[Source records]
== == ==
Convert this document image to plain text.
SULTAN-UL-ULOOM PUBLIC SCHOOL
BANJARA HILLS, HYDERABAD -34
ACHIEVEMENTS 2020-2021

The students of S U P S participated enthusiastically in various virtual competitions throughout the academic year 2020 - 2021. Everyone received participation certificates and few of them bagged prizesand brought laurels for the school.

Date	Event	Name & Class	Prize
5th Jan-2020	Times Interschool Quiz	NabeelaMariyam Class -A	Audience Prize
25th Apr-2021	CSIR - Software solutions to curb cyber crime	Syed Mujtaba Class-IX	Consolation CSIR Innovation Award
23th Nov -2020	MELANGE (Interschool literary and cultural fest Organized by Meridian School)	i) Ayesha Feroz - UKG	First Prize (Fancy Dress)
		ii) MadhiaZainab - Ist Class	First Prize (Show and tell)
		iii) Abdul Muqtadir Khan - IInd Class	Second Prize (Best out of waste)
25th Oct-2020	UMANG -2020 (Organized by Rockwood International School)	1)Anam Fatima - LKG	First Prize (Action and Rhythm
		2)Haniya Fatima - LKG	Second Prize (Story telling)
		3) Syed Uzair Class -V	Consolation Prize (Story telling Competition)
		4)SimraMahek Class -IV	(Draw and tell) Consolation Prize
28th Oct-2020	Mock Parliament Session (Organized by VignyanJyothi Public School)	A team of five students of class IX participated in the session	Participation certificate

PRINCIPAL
== == ==
(Requirement)
Write the material out again in its entirety, exactly as shown.

(Response to this task)
Convert this document image to plain text.
SULTAN-UL-ULOOM PUBLIC SCHOOL
BANJARA HILLS, HYDERABAD -34
ACHIEVEMENTS 2020-2021

The students of S U P S participated enthusiastically in various virtual competitions throughout the academic year 2020 - 2021. Everyone received participation certificates and few of them bagged prizesand brought laurels for the school.

Date	Event	Name & Class	Prize
5th Jan-2020	Times Interschool Quiz	NabeelaMariyam Class -A	Audience Prize
25th Apr-2021	CSIR - Software solutions to curb cyber crime	Syed Mujtaba Class-IX	Consolation CSIR Innovation Award
23th Nov -2020	MELANGE (Interschool literary and cultural fest Organized by Meridian School)	i) Ayesha Feroz - UKG	First Prize (Fancy Dress)
		ii) MadhiaZainab - Ist Class	First Prize (Show and tell)
		iii) Abdul Muqtadir Khan - IInd Class	Second Prize (Best out of waste)
25th Oct-2020	UMANG -2020 (Organized by Rockwood International School)	1)Anam Fatima - LKG	First Prize (Action and Rhythm
		2)Haniya Fatima - LKG	Second Prize (Story telling)
		3) Syed Uzair Class -V	Consolation Prize (Story telling Competition)
		4)SimraMahek Class -IV	(Draw and tell) Consolation Prize
28th Oct-2020	Mock Parliament Session (Organized by VignyanJyothi Public School)	A team of five students of class IX participated in the session	Participation certificate

PRINCIPAL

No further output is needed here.